Top of Excerpt provided

The path to success

Monday 5 March 2012

PLEASE SAVE THESE CHILDREN



11,The age of the oldest child of Ms Saada Masoud King’ombe, who is the mother of four boys and two girls

Dar es Salaam. Every second, someone, somewhere, is praying to God and is hopeful that the Creator is listening and will answer the prayers.That, apparently, is what influenced Dar es Salaam resident Ms Saada Masoud King’ombe to pick ‘Godlisten’ as the name of one of her children.‘Godlisten’ sounds as rational as, say, “Godbless”, and so does ‘Try’, the name of another of Saada’s children.

The mother’s seemingly strange choice of names for her offspring nonetheless arouses curiosity. The curiosity may be resolved – at least partially – by Saada’s strange, unconventional lifestyle which defines her seven-member family.

The family has two ‘homes’. The mother, four boys and two girls aged between two months and 11 years, spend much of their daytime in the shade of a baobab tree along Ocean Road in Dar es Salaam.

The backyard of a garage in a location whose pronounced landmarks are Gymkhana Club and a five-star hotel, is the nighttime ‘home’ for the family.

Many sympathizers, amongst whom are those who regularly donate cash, food and other basic provisions to the haggard-looking seven-some, are upset by lack of intervention by authorities associated with such situations.

They are particularly disturbed by the negative physical, mental and psychological impacts of the lifestyle on the children, over whom the mother is as protective as a lioness is to her cubs.

Bottom of Excerpt provided
Top of Dataset extract

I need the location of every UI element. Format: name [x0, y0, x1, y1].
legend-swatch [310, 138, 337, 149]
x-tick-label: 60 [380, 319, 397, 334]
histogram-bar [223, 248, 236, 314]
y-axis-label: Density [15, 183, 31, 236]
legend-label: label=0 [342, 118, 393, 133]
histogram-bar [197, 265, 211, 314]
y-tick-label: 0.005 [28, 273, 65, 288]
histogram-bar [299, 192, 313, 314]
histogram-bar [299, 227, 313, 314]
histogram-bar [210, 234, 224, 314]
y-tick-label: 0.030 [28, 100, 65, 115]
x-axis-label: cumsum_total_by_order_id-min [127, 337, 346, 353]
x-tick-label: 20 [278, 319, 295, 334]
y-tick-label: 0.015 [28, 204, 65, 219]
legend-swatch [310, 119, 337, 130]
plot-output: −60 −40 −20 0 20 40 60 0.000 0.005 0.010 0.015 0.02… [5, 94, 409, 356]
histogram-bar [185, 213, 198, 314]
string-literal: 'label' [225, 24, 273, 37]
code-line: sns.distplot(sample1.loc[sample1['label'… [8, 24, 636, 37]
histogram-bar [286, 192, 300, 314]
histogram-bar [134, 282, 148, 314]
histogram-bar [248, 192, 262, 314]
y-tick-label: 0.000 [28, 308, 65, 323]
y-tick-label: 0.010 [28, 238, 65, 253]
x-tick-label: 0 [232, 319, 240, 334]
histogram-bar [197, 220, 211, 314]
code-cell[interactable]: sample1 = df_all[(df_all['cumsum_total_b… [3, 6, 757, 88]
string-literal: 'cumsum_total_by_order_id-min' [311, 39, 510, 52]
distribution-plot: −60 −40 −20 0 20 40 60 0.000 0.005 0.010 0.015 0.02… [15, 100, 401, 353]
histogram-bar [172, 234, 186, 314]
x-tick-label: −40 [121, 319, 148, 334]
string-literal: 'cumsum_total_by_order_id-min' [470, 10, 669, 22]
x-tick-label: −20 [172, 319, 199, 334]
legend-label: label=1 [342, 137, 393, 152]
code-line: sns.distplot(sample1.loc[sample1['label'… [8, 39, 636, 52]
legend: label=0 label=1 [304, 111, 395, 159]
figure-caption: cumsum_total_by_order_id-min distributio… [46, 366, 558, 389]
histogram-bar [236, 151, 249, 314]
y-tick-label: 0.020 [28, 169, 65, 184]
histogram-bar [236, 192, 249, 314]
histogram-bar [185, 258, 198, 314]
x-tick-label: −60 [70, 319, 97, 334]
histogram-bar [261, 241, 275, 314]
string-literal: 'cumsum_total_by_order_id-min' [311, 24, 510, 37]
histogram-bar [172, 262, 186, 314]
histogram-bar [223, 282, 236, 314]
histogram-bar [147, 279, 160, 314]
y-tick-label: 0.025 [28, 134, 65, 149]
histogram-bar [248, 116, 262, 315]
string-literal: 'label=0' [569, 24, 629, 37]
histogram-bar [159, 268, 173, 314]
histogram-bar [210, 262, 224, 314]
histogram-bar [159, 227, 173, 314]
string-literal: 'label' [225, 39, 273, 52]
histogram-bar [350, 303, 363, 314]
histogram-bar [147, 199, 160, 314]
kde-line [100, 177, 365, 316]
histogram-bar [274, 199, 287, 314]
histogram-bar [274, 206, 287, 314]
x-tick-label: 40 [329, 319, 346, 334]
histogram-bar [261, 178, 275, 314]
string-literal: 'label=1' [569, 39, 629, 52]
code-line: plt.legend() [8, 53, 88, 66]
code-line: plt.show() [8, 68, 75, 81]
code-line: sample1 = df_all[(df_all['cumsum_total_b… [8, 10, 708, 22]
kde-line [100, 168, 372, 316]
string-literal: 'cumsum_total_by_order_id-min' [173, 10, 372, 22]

Bottom of Dataset extract

#### [Exercise goal]
In the article about the family living under a baobab tree, copy the passage that starts with "The mother’s seemingly" and ends after "with such situations.".

#### [Task response]
The mother’s seemingly strange choice of names for her offspring nonetheless arouses curiosity. The curiosity may be resolved – at least partially – by Saada’s strange, unconventional lifestyle which defines her seven-member family.

The family has two ‘homes’. The mother, four boys and two girls aged between two months and 11 years, spend much of their daytime in the shade of a baobab tree along Ocean Road in Dar es Salaam.

The backyard of a garage in a location whose pronounced landmarks are Gymkhana Club and a five-star hotel, is the nighttime ‘home’ for the family.

Many sympathizers, amongst whom are those who regularly donate cash, food and other basic provisions to the haggard-looking seven-some, are upset by lack of intervention by authorities associated with such situations.